● GIVEN REQUEST
Reproduce the records verbatim, beginning with the first line and ending after the line that contains "y-tick-label: −1.5 xyxy=(28,458,48,466)".

>> start

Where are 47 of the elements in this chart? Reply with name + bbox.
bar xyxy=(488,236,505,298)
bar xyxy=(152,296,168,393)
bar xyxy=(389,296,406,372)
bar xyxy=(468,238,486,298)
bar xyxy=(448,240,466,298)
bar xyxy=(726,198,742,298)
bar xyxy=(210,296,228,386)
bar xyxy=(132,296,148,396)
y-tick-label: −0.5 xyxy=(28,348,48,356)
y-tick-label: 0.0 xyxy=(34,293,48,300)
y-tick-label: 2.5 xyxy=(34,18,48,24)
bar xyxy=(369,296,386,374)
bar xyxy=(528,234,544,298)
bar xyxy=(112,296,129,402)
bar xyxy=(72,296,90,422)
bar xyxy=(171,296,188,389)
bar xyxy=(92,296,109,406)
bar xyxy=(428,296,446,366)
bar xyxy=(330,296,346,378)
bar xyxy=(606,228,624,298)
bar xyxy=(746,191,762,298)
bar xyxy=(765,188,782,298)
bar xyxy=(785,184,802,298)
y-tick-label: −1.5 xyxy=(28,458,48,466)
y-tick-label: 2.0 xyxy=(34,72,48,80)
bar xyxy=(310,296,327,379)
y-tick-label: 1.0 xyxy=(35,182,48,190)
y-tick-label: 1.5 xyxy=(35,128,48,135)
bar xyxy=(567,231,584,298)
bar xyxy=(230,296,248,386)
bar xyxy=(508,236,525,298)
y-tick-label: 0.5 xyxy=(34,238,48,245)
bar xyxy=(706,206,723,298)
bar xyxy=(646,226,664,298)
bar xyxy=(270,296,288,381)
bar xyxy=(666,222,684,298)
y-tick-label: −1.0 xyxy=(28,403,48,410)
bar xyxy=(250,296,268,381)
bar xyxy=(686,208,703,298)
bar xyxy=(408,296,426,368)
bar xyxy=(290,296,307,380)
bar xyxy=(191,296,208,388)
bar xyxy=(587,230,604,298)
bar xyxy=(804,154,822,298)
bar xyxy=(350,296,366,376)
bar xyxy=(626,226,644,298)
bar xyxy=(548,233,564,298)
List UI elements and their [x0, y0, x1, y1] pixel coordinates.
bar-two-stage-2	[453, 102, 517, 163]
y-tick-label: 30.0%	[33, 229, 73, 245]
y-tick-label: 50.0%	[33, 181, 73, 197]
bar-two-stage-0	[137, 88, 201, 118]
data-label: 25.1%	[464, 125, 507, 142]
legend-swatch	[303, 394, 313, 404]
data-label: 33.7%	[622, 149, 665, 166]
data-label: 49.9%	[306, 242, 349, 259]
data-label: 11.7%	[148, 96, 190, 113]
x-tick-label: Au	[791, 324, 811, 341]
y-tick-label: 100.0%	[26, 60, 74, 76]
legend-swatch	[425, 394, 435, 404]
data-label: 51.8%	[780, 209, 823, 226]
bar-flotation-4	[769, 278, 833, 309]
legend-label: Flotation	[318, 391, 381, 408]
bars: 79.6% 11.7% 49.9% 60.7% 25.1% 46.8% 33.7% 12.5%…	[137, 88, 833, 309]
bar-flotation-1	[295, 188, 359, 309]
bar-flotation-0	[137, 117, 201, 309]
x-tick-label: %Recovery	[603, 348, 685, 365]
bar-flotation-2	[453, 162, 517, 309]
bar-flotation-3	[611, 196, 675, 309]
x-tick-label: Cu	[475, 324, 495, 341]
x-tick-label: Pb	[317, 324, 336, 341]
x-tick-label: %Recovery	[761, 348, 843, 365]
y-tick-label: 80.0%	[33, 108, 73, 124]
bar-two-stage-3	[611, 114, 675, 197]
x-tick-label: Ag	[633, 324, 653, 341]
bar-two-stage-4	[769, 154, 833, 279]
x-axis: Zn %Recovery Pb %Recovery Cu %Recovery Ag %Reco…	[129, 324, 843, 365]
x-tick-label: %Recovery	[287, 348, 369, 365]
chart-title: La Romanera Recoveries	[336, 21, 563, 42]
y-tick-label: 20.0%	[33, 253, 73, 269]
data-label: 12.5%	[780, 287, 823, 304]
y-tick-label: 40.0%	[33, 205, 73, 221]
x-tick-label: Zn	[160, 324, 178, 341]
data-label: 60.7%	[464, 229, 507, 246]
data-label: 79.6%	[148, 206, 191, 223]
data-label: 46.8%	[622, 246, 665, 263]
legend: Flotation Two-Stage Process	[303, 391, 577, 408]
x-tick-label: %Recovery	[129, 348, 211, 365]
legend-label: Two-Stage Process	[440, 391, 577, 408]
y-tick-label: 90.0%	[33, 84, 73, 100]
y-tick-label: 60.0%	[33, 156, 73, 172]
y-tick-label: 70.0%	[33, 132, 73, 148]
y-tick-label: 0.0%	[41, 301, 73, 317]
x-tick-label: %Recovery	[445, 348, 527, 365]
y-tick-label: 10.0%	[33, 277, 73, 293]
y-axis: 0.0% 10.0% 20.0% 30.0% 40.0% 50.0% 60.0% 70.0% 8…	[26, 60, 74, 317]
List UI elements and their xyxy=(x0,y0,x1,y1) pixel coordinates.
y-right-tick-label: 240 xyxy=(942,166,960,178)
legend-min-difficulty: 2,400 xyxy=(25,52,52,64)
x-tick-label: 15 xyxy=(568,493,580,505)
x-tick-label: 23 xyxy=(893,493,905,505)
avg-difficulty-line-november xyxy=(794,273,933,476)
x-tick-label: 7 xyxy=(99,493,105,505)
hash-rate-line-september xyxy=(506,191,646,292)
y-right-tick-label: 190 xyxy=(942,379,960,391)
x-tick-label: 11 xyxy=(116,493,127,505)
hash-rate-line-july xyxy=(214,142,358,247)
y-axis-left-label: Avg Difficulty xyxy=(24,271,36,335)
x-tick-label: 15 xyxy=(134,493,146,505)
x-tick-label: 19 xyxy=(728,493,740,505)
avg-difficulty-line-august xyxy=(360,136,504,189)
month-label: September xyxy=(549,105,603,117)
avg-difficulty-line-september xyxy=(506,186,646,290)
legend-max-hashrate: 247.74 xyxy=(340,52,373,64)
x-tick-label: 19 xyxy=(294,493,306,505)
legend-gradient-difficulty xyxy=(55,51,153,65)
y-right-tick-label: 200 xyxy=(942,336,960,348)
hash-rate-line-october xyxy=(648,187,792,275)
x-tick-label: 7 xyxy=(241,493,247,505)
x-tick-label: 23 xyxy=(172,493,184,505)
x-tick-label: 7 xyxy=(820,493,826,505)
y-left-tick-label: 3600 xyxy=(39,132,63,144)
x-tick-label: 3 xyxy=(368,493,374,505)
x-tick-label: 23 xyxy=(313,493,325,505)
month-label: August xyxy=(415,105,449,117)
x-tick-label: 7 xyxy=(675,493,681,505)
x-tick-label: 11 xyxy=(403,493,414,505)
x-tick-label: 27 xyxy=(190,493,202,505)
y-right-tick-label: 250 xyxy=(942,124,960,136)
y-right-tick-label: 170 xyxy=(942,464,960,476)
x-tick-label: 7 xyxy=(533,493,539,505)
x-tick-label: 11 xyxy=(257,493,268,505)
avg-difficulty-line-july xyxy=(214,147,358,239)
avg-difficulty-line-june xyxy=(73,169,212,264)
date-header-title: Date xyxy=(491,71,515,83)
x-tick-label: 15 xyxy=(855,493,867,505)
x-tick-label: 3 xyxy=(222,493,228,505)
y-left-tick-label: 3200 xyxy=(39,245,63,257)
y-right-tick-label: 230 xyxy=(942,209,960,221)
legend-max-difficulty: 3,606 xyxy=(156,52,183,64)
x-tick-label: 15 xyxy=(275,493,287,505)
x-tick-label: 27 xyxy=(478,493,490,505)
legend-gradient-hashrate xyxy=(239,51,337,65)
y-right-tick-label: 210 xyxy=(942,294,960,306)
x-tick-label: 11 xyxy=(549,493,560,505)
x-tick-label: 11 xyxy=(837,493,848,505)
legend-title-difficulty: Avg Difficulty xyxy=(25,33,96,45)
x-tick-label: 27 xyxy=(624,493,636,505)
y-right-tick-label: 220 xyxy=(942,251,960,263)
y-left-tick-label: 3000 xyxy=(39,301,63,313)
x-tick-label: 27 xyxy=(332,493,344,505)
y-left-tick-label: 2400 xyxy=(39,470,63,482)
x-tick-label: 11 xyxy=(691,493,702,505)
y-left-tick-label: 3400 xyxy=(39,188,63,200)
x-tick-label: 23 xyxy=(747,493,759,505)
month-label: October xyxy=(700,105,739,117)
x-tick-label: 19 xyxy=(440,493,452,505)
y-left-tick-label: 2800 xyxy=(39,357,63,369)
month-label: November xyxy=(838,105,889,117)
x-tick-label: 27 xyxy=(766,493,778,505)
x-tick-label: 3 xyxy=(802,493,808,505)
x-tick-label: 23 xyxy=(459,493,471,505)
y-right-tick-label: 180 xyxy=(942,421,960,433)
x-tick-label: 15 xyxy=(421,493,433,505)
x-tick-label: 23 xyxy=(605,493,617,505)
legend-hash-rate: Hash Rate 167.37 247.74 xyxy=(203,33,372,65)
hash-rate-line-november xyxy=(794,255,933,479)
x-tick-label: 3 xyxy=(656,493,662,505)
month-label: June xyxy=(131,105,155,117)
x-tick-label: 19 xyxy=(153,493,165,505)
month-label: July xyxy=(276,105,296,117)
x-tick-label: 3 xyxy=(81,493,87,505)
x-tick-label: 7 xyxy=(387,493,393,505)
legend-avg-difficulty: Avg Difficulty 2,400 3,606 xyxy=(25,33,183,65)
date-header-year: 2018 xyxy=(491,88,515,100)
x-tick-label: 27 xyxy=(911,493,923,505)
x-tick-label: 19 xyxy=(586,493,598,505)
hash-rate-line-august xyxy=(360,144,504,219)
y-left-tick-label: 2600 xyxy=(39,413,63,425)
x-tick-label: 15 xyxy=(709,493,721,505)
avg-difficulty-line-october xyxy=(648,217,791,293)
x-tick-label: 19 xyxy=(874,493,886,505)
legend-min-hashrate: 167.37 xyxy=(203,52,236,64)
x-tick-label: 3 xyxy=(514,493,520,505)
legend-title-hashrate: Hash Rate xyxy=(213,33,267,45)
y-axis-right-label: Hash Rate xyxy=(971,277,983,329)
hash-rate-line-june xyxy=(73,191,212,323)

>> end

● ANSWER TO THE TASK
Where are 47 of the elements in this chart? Reply with name + bbox.
bar xyxy=(488,236,505,298)
bar xyxy=(152,296,168,393)
bar xyxy=(389,296,406,372)
bar xyxy=(468,238,486,298)
bar xyxy=(448,240,466,298)
bar xyxy=(726,198,742,298)
bar xyxy=(210,296,228,386)
bar xyxy=(132,296,148,396)
y-tick-label: −0.5 xyxy=(28,348,48,356)
y-tick-label: 0.0 xyxy=(34,293,48,300)
y-tick-label: 2.5 xyxy=(34,18,48,24)
bar xyxy=(369,296,386,374)
bar xyxy=(528,234,544,298)
bar xyxy=(112,296,129,402)
bar xyxy=(72,296,90,422)
bar xyxy=(171,296,188,389)
bar xyxy=(92,296,109,406)
bar xyxy=(428,296,446,366)
bar xyxy=(330,296,346,378)
bar xyxy=(606,228,624,298)
bar xyxy=(746,191,762,298)
bar xyxy=(765,188,782,298)
bar xyxy=(785,184,802,298)
y-tick-label: −1.5 xyxy=(28,458,48,466)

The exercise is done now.